[The exercise]
Return a copy of every line in the records that includes the word "reach".

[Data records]

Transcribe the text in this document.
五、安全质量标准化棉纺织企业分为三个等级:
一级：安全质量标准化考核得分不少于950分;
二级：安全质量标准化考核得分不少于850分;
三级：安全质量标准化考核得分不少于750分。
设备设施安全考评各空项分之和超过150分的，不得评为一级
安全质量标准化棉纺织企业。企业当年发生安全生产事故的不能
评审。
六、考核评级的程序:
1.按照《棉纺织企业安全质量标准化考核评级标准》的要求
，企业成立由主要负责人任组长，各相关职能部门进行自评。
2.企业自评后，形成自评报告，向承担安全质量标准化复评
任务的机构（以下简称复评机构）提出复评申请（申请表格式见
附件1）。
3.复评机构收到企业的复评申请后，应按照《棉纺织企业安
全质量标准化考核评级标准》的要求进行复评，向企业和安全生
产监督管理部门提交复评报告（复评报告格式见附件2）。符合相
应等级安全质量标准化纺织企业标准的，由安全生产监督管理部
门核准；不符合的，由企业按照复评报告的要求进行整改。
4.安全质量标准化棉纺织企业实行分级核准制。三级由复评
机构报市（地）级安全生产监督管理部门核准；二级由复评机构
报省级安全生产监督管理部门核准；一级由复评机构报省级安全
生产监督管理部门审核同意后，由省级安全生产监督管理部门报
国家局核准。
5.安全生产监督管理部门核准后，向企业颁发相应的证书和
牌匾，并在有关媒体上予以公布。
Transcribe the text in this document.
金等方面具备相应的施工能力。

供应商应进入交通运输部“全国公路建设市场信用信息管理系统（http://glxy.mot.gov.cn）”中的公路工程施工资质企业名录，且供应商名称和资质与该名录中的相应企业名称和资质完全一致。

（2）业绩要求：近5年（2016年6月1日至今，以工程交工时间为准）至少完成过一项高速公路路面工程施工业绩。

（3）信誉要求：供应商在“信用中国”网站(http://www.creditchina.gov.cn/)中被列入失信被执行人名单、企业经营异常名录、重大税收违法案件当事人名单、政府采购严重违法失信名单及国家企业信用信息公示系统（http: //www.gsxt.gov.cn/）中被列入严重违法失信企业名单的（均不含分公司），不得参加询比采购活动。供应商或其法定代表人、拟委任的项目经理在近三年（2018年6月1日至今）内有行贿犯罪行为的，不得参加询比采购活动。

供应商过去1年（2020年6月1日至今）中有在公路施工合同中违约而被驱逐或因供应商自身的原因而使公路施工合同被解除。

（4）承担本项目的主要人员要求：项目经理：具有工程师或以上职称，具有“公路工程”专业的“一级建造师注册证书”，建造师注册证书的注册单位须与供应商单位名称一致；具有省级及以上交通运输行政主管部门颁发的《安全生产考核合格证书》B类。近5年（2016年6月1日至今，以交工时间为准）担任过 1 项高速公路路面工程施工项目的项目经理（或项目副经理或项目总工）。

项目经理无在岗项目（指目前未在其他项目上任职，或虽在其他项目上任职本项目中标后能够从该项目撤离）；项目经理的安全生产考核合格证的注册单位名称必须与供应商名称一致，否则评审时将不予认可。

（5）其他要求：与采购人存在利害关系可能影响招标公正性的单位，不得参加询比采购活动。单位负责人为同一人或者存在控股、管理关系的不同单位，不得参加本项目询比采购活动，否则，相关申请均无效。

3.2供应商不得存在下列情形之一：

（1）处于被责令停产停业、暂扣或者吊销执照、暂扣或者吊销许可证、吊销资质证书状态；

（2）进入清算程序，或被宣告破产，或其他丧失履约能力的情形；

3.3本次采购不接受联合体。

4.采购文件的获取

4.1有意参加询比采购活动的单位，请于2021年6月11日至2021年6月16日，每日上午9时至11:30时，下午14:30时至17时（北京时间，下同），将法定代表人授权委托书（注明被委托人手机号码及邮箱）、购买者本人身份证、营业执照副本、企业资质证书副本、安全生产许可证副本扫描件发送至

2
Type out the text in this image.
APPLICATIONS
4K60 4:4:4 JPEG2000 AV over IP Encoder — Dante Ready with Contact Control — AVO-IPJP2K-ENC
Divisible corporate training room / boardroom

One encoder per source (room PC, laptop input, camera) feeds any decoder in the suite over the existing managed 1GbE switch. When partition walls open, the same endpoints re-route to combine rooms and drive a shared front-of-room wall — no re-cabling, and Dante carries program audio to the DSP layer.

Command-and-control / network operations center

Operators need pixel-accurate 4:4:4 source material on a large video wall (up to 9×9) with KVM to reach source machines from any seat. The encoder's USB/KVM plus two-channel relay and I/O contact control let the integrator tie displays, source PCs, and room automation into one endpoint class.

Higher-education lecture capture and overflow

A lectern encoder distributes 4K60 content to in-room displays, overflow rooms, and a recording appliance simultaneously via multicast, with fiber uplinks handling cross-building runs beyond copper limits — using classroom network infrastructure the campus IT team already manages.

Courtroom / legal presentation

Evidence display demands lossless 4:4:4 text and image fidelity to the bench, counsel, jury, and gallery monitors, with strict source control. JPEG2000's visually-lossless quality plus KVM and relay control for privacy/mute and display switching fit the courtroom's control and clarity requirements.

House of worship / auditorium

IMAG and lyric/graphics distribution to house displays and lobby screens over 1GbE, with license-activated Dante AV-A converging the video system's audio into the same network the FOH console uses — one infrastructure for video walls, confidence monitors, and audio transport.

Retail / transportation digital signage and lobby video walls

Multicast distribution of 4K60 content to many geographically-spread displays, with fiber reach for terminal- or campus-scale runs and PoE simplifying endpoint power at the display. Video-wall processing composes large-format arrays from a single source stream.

[Completed task]
Operators need pixel-accurate 4:4:4 source material on a large video wall (up to 9×9) with KVM to reach source machines from any seat. The encoder's USB/KVM plus two-channel relay and I/O contact control let the integrator tie displays, source PCs, and room automation into one endpoint class.
Multicast distribution of 4K60 content to many geographically-spread displays, with fiber reach for terminal- or campus-scale runs and PoE simplifying endpoint power at the display. Video-wall processing composes large-format arrays from a single source stream.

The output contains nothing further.